## [Records shown]
== == ==

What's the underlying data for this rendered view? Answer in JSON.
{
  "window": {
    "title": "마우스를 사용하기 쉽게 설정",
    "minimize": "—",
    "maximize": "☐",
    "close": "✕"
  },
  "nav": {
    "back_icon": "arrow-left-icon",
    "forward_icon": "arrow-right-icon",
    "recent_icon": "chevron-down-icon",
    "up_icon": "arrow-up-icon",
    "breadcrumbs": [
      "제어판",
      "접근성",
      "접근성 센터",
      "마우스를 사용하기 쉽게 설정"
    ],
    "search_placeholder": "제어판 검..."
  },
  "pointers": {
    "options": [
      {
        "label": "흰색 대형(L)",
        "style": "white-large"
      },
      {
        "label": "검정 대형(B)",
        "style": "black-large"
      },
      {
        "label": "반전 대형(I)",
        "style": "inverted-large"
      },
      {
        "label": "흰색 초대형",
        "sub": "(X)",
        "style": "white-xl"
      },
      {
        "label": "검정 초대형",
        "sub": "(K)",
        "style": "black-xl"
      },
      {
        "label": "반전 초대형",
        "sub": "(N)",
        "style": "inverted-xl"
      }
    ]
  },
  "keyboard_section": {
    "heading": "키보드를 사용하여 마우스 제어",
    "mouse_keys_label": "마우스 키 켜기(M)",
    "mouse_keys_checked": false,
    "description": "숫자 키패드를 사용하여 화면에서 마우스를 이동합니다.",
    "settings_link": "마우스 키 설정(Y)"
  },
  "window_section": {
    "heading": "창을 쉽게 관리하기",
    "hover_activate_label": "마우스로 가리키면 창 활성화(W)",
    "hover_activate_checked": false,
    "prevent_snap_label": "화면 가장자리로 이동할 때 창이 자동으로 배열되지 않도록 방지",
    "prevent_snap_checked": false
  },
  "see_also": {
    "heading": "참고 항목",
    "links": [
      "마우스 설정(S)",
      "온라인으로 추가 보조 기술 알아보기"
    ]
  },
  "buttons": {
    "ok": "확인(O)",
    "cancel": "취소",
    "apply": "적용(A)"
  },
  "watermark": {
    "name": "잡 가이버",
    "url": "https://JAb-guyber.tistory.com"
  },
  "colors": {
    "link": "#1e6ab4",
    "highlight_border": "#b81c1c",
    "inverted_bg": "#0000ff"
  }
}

== == ==

## [Exercise objective]
Repeat the data precisely, line by line.

## [Task result]
What's the underlying data for this rendered view? Answer in JSON.
{
  "window": {
    "title": "마우스를 사용하기 쉽게 설정",
    "minimize": "—",
    "maximize": "☐",
    "close": "✕"
  },
  "nav": {
    "back_icon": "arrow-left-icon",
    "forward_icon": "arrow-right-icon",
    "recent_icon": "chevron-down-icon",
    "up_icon": "arrow-up-icon",
    "breadcrumbs": [
      "제어판",
      "접근성",
      "접근성 센터",
      "마우스를 사용하기 쉽게 설정"
    ],
    "search_placeholder": "제어판 검..."
  },
  "pointers": {
    "options": [
      {
        "label": "흰색 대형(L)",
        "style": "white-large"
      },
      {
        "label": "검정 대형(B)",
        "style": "black-large"
      },
      {
        "label": "반전 대형(I)",
        "style": "inverted-large"
      },
      {
        "label": "흰색 초대형",
        "sub": "(X)",
        "style": "white-xl"
      },
      {
        "label": "검정 초대형",
        "sub": "(K)",
        "style": "black-xl"
      },
      {
        "label": "반전 초대형",
        "sub": "(N)",
        "style": "inverted-xl"
      }
    ]
  },
  "keyboard_section": {
    "heading": "키보드를 사용하여 마우스 제어",
    "mouse_keys_label": "마우스 키 켜기(M)",
    "mouse_keys_checked": false,
    "description": "숫자 키패드를 사용하여 화면에서 마우스를 이동합니다.",
    "settings_link": "마우스 키 설정(Y)"
  },
  "window_section": {
    "heading": "창을 쉽게 관리하기",
    "hover_activate_label": "마우스로 가리키면 창 활성화(W)",
    "hover_activate_checked": false,
    "prevent_snap_label": "화면 가장자리로 이동할 때 창이 자동으로 배열되지 않도록 방지",
    "prevent_snap_checked": false
  },
  "see_also": {
    "heading": "참고 항목",
    "links": [
      "마우스 설정(S)",
      "온라인으로 추가 보조 기술 알아보기"
    ]
  },
  "buttons": {
    "ok": "확인(O)",
    "cancel": "취소",
    "apply": "적용(A)"
  },
  "watermark": {
    "name": "잡 가이버",
    "url": "https://JAb-guyber.tistory.com"
  },
  "colors": {
    "link": "#1e6ab4",
    "highlight_border": "#b81c1c",
    "inverted_bg": "#0000ff"
  }
}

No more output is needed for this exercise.